Cosa fare:
1/ Ricopia senza modifiche dal testo sulla pandemia la parte che inizia con le parole contenenti "I fatti, anzi, il" e termina con "e dell’area atlantica.".
2/ Riprendi il testo sulla pandemia dal punto in cui si interrompe e proseguilo.

Testo da esaminare:
* * * * *

Qualcuno dirà che è presto, qualcuno dirà che è cinico e qualcuno fingerà semplicemente di ascoltare ignorando questa proposta da ignavo quale è. Prendetela come volete, anche come una provocazione se vi pare. Ma ci sono dei fatti e questi portando necessariamente a delle conseguenze.
I fatti, anzi, il fatto principale, da cui dipanano come in una matassa ingarbugliata mille eventi minori, è la pandemia. La prima vera pandemia che colpisce dopo esattamente un secolo l’intero pianeta — escludendo l’incursione dell’influenza asiatica che ha lasciato di sé una piccola memoria ad esempio nei miei genitori — sconvolgendo le vite e l’economia di tutte le diverse comunità umane a decine di migliaia di chilometri di distanza tra loro. Non proprio un evento di poco conto. Inutile ricordare la recente cronaca, il virus si diffonde da Wuhan in Cina e colpisce, per primo in Europa e nell’Occidente, Bergamo. La prima città martire dell’Europa e dell’area atlantica.

* * * * *

Set di dati:

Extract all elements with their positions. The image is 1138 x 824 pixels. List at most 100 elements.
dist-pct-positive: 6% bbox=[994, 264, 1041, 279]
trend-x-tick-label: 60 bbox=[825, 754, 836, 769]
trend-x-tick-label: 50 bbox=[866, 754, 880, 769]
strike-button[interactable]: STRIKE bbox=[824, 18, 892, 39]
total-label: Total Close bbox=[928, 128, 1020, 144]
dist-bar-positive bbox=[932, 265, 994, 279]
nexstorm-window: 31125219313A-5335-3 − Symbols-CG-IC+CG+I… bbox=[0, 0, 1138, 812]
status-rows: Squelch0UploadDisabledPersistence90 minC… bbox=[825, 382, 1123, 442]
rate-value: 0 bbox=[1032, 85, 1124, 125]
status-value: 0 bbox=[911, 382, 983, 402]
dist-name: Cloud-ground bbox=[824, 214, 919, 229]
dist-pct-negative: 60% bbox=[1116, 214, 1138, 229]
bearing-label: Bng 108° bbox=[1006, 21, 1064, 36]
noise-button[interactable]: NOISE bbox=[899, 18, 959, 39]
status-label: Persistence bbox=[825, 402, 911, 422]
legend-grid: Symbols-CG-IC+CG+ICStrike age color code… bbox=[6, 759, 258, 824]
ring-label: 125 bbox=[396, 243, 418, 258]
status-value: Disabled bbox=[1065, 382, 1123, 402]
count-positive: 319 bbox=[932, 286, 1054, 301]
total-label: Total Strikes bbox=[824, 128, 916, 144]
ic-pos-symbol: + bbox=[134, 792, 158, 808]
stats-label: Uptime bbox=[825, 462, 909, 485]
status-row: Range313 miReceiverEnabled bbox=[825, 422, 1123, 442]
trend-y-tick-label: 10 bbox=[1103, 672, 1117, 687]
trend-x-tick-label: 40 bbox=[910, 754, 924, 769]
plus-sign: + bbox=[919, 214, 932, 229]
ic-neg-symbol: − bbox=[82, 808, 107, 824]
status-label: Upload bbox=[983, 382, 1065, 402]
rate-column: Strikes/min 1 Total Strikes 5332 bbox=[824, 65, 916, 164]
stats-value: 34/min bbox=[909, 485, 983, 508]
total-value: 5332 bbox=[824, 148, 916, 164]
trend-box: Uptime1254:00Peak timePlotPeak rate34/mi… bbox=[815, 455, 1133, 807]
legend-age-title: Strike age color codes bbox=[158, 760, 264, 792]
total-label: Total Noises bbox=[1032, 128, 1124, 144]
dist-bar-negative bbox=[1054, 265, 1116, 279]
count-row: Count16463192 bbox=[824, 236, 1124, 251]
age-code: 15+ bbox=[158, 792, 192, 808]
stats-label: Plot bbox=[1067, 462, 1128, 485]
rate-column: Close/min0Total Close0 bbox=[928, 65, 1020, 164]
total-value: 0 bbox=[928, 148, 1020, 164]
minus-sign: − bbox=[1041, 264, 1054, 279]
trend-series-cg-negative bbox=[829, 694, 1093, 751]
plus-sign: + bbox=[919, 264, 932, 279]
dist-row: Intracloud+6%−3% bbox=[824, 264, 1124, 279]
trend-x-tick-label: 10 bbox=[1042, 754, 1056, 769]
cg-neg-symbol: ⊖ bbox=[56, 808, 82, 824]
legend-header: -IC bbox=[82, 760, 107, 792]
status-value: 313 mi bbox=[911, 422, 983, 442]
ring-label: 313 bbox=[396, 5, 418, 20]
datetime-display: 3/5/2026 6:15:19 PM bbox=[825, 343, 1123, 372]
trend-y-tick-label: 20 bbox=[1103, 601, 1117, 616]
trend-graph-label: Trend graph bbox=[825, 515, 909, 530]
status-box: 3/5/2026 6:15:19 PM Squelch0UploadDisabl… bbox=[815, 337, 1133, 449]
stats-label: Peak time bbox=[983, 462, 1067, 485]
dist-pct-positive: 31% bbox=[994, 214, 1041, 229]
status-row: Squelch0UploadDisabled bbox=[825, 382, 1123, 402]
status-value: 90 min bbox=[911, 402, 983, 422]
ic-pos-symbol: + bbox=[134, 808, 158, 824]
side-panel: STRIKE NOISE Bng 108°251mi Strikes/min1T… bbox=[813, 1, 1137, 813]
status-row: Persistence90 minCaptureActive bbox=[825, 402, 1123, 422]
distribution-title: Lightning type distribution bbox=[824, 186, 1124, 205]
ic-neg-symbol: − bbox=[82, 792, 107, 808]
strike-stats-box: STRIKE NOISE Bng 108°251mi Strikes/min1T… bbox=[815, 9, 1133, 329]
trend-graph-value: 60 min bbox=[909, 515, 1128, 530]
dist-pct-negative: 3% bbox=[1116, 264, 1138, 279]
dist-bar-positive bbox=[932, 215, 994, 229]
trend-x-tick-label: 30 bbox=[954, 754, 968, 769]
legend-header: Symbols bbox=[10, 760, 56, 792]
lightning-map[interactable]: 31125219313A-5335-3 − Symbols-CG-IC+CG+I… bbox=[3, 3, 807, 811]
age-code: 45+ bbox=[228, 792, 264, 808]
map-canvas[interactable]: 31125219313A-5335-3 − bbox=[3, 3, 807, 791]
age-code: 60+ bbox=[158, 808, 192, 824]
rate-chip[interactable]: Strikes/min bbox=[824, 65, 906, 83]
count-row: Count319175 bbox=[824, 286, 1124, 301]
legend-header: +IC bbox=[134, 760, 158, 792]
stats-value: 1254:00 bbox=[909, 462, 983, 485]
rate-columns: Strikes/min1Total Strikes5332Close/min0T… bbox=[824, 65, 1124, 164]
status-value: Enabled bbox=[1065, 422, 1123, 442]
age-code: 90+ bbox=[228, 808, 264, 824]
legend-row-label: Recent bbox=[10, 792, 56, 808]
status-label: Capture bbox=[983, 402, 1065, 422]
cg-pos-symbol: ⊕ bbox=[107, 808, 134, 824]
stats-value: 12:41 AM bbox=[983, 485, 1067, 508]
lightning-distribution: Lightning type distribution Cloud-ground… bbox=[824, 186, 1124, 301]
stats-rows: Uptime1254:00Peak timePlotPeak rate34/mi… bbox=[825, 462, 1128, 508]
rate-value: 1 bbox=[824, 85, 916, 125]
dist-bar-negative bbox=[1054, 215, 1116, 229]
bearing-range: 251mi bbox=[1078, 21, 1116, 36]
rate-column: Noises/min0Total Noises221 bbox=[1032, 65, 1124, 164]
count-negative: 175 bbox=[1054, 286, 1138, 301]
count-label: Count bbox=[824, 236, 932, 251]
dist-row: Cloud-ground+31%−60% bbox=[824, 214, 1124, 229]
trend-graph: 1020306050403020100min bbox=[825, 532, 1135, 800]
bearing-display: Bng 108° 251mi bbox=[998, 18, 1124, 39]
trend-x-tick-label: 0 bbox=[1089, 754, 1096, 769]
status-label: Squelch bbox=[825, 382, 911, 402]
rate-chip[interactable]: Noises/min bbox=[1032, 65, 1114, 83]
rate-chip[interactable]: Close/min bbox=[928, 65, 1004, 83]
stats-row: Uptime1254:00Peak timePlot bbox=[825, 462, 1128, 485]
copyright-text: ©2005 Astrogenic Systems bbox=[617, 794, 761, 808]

* * * * *

Risposte per compito:
1/
I fatti, anzi, il fatto principale, da cui dipanano come in una matassa ingarbugliata mille eventi minori, è la pandemia. La prima vera pandemia che colpisce dopo esattamente un secolo l’intero pianeta — escludendo l’incursione dell’influenza asiatica che ha lasciato di sé una piccola memoria ad esempio nei miei genitori — sconvolgendo le vite e l’economia di tutte le diverse comunità umane a decine di migliaia di chilometri di distanza tra loro. Non proprio un evento di poco conto. Inutile ricordare la recente cronaca, il virus si diffonde da Wuhan in Cina e colpisce, per primo in Europa e nell’Occidente, Bergamo. La prima città martire dell’Europa e dell’area atlantica.

2/
Questo tragico evento ha portato alla nostra città una celebrità inattesa e indesiderata. Fino a febbraio provenivo da: a beautiful city near Milan, 50 km far from Milan oppure where there is one of the three airports of Milan. A volte per tagliarla corta era Milano e basta. Oggi appena dici Bergamo tutti sanno dove è e ti chiedono con curiosità e paura come sono state quelle settimane. I mezzi dell’esercito in fila carichi di bare li hanno visti tutti, dappertutto.
L’emergenza sanitaria per la pandemia finirà, forse non questo autunno, speriamo la prossima primavera. Comunque è certo finirà, basta scorrere gli almanacchi della Storia. E quando gli abitanti del mondo che se lo possono permettere — e sono tanti credetemi — torneranno a viaggiare, sapranno esattamente dove siamo e saranno curiosi di conoscere questo borgo medievale magnificamente conservato, appena sfiorato dalle rotte del grand tour internazionale. Chiunque venendo a Bergamo, anche solo di passaggio per un’altra destinazione, si ricorderà che questa è stata la prima città martire della cinese.
E cercheranno delle testimonianze, una memoria, un luogo, un museo, uno spazio che li colleghi a quella tragica pagina del nostro recentissimo passato. Per portarsi a casa il ricordo e una sensazione, un’emozione. Ovviamente non c’è un ground zero e forse non ci sarà mai un memoriale — penso chiaramente all’esperienza che ancora oggi trasmette visitare i luoghi dell’11 settembre 2001 a New York — ma i fatti restano fatti e sono avvenuti davvero. E sta a noi custodirne la memoria per poi ricordarne la Storia.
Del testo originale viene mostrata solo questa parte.